What the task asks:
Search the material below for the word "Henry". Copy every line that has it.

>> Start

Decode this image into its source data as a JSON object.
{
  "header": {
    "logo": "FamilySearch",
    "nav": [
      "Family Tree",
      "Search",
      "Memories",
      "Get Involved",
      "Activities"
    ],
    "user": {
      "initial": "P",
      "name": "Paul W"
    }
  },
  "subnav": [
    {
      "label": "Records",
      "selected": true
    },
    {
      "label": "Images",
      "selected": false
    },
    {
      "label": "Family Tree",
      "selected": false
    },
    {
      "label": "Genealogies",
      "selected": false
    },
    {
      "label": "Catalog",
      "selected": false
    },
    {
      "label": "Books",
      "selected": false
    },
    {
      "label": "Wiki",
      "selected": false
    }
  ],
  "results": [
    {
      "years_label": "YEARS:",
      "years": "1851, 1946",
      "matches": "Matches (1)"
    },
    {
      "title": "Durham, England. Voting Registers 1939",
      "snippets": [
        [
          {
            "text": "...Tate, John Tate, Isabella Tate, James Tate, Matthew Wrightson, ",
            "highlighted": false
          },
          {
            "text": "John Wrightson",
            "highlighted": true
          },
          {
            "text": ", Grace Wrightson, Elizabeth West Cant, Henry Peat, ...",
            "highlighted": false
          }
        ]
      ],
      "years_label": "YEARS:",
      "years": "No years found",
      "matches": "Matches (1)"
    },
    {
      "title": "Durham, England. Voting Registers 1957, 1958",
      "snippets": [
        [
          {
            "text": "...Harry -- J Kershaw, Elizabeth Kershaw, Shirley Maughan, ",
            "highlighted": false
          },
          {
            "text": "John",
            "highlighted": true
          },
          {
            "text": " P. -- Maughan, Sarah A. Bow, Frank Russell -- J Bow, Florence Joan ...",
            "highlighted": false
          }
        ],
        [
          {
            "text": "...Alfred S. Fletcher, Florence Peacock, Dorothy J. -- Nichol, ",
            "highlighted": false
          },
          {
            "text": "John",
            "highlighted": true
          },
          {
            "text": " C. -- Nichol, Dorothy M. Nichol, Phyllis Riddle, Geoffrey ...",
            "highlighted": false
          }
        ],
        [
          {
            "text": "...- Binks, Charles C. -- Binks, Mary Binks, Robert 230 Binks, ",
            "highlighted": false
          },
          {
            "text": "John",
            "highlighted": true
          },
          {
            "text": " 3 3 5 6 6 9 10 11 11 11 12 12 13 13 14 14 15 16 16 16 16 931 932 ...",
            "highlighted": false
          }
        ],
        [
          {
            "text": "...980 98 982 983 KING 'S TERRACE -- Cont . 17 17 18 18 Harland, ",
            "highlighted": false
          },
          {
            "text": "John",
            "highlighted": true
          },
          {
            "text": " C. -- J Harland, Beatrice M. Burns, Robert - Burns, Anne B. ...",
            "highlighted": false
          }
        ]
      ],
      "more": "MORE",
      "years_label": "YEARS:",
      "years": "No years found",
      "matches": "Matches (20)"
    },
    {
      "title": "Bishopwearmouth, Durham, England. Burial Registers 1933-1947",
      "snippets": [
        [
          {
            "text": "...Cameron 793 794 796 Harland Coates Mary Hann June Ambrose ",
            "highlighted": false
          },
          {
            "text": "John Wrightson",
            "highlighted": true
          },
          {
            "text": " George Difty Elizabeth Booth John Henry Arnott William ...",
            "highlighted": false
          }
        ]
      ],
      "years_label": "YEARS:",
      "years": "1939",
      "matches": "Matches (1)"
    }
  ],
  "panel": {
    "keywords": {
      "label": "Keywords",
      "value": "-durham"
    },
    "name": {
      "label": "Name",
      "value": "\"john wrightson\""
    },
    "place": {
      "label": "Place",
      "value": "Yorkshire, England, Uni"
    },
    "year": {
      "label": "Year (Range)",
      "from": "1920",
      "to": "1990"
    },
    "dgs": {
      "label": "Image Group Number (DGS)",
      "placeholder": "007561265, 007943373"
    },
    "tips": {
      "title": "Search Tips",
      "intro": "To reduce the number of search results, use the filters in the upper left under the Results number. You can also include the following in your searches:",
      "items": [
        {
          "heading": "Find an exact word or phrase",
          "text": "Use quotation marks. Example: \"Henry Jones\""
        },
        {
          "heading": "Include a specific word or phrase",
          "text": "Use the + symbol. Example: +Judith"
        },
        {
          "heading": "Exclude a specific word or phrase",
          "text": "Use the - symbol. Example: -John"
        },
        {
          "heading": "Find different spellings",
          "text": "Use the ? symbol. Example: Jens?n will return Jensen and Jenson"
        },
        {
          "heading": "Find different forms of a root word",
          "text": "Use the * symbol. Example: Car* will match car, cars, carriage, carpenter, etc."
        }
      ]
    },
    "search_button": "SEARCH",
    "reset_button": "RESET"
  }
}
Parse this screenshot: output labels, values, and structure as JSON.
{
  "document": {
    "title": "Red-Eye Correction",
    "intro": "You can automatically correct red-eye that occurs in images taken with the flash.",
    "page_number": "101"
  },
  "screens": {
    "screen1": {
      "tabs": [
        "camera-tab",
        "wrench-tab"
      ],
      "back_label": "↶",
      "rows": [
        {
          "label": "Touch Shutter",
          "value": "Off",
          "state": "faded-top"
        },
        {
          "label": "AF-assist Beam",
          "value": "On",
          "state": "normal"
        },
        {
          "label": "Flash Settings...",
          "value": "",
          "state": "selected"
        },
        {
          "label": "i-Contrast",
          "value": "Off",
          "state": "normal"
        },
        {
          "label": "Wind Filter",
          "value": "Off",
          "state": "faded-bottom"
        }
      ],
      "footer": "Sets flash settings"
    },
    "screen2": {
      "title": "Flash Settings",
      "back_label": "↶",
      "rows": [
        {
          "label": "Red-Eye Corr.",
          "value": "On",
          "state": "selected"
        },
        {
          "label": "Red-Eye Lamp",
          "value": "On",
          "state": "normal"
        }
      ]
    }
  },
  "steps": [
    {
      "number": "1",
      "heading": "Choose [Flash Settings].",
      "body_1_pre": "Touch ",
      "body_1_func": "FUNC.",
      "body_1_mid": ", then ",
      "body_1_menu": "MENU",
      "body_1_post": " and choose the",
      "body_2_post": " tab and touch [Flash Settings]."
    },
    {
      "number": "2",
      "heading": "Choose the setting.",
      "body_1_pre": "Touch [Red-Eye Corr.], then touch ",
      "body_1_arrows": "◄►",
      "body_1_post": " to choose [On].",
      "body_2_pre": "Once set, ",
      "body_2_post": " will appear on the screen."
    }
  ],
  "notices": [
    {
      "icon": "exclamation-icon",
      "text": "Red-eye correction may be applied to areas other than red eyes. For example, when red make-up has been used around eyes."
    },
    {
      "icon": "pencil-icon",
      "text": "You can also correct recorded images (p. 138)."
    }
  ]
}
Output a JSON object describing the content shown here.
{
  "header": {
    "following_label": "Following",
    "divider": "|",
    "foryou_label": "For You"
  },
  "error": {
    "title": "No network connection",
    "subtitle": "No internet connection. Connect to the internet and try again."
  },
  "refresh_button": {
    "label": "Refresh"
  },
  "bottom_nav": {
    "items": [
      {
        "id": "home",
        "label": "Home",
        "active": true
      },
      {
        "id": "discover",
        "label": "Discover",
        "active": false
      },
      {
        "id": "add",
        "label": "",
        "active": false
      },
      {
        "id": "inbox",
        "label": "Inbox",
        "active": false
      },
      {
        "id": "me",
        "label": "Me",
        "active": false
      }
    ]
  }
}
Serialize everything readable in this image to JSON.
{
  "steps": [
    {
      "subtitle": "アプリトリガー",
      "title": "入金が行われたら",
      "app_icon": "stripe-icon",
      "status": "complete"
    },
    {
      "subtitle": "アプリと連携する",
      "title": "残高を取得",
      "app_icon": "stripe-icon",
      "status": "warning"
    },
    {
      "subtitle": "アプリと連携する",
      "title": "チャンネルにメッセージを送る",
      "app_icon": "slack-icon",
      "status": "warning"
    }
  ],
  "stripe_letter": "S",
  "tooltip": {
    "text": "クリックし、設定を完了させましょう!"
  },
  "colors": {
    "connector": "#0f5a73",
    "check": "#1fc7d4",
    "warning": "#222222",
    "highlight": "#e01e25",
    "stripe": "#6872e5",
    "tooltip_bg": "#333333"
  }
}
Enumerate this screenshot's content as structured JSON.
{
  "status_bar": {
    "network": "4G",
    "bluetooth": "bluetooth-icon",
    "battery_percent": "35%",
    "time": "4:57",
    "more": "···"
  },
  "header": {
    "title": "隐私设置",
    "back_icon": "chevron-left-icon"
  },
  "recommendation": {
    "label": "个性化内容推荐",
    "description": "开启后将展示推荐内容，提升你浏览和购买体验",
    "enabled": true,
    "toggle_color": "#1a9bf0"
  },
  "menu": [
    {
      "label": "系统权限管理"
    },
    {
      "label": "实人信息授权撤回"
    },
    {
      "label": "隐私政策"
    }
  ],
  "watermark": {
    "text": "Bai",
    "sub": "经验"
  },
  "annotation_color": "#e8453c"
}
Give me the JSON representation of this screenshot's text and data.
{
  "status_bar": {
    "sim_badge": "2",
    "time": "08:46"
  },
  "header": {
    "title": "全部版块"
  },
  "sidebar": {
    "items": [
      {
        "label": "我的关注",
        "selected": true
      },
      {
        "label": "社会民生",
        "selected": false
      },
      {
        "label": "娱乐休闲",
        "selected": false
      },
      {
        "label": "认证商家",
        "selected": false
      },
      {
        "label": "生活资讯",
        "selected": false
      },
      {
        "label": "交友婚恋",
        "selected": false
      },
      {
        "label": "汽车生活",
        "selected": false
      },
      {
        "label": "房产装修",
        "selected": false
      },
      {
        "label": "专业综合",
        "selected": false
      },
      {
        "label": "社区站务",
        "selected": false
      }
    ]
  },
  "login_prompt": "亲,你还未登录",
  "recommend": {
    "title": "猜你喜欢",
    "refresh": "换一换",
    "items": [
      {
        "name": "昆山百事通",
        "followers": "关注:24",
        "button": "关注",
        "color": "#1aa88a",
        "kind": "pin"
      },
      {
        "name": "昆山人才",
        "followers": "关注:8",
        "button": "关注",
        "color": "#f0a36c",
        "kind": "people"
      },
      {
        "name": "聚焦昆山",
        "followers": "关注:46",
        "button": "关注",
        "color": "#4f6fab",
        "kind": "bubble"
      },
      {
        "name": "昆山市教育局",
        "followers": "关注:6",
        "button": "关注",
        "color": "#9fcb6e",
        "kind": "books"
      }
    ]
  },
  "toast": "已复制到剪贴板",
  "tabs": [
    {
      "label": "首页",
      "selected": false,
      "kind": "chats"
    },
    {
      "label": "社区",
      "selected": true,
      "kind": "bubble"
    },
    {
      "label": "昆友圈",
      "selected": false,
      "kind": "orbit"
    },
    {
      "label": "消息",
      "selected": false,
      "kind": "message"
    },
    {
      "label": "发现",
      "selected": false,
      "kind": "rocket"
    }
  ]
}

>> End

Answer to this task:
            "text": ", Grace Wrightson, Elizabeth West Cant, Henry Peat, ...",
            "text": " George Difty Elizabeth Booth John Henry Arnott William ...",
          "text": "Use quotation marks. Example: \"Henry Jones\""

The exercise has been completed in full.